## Data rows
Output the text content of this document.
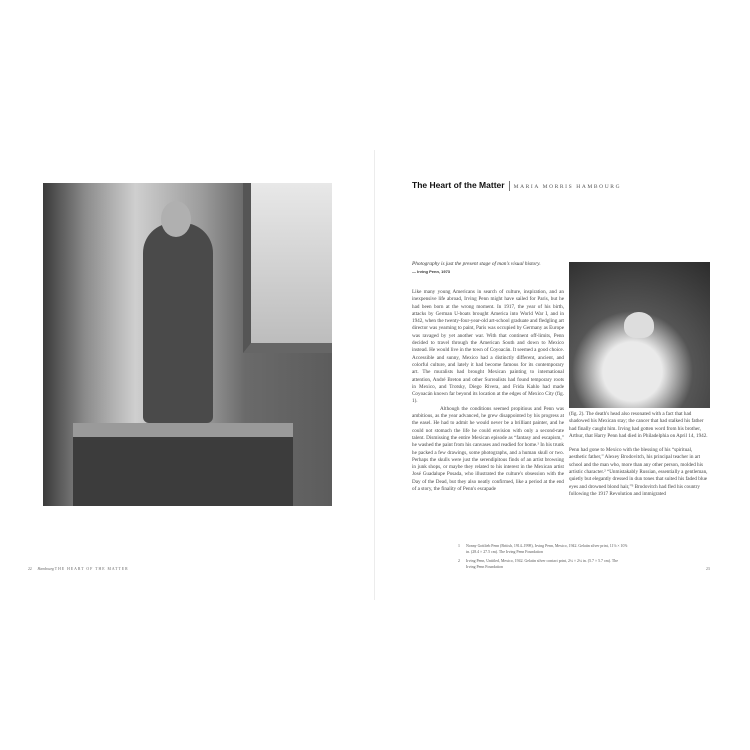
22 Hambourg THE HEART OF THE MATTER
The Heart of the Matter MARIA MORRIS HAMBOURG
Photography is just the present stage of man's visual history.
— Irving Penn, 1973

Like many young Americans in search of culture, inspiration, and an inexpensive life abroad, Irving Penn might have sailed for Paris, but he had been born at the wrong moment. In 1917, the year of his birth, attacks by German U-boats brought America into World War I, and in 1942, when the twenty-four-year-old art-school graduate and fledgling art director was yearning to paint, Paris was occupied by Germany as Europe was ravaged by yet another war. With that continent off-limits, Penn decided to travel through the American South and down to Mexico instead. He would live in the town of Coyoacán. It seemed a good choice. Accessible and sunny, Mexico had a distinctly different, ancient, and colorful culture, and lately it had become famous for its contemporary art. The muralists had brought Mexican painting to international attention, André Breton and other Surrealists had found temporary roots in Mexico, and Trotsky, Diego Rivera, and Frida Kahlo had made Coyoacán known far beyond its location at the edges of Mexico City (fig. 1).

Although the conditions seemed propitious and Penn was ambitious, as the year advanced, he grew disappointed by his progress at the easel. He had to admit he would never be a brilliant painter, and he could not stomach the life he could envision with only a second-rate talent. Dismissing the entire Mexican episode as “fantasy and escapism,” he washed the paint from his canvases and readied for home.¹ In his trunk he packed a few drawings, some photographs, and a human skull or two. Perhaps the skulls were just the serendipitous finds of an artist browsing in junk shops, or maybe they related to his interest in the Mexican artist José Guadalupe Posada, who illustrated the culture's obsession with the Day of the Dead, but they also neatly confirmed, like a period at the end of a story, the finality of Penn's escapade

(fig. 2). The death's head also resonated with a fact that had shadowed his Mexican stay; the cancer that had stalked his father had finally caught him. Irving had gotten word from his brother, Arthur, that Harry Penn had died in Philadelphia on April 14, 1942.

Penn had gone to Mexico with the blessing of his “spiritual, aesthetic father,” Alexey Brodovitch, his principal teacher in art school and the man who, more than any other person, molded his artistic character.² “Unmistakably Russian, essentially a gentleman, quietly but elegantly dressed in dun tones that suited his faded blue eyes and drowned blond hair,”³ Brodovitch had fled his country following the 1917 Revolution and immigrated

1	Nonny Gottlieb Penn (British, 1914–1998), Irving Penn, Mexico, 1942. Gelatin silver print, 11⅛ × 10⅞ in. (28.4 × 27.5 cm). The Irving Penn Foundation
2	Irving Penn, Untitled, Mexico, 1942. Gelatin silver contact print, 2¼ × 2¼ in. (5.7 × 5.7 cm). The Irving Penn Foundation
23
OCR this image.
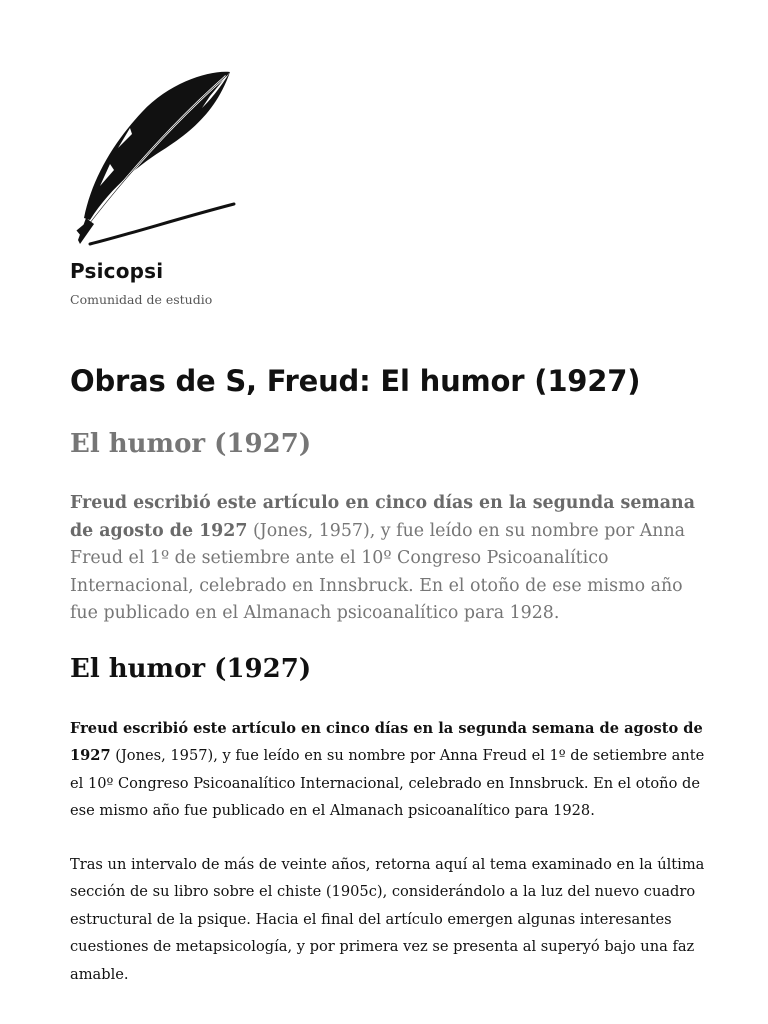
Psicopsi

Comunidad de estudio

Obras de S, Freud: El humor (1927)
El humor (1927)

Freud escribió este artículo en cinco días en la segunda semana de agosto de 1927 (Jones, 1957), y fue leído en su nombre por Anna Freud el 1º de setiembre ante el 10º Congreso Psicoanalítico Internacional, celebrado en Innsbruck. En el otoño de ese mismo año fue publicado en el Almanach psicoanalítico para 1928.

El humor (1927)

Freud escribió este artículo en cinco días en la segunda semana de agosto de 1927 (Jones, 1957), y fue leído en su nombre por Anna Freud el 1º de setiembre ante el 10º Congreso Psicoanalítico Internacional, celebrado en Innsbruck. En el otoño de ese mismo año fue publicado en el Almanach psicoanalítico para 1928.

Tras un intervalo de más de veinte años, retorna aquí al tema examinado en la última sección de su libro sobre el chiste (1905c), considerándolo a la luz del nuevo cuadro estructural de la psique. Hacia el final del artículo emergen algunas interesantes cuestiones de metapsicología, y por primera vez se presenta al superyó bajo una faz amable.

## What you should do
Only a number is wanted: how many lines of the data above contain "silver"?

## Exercise response
2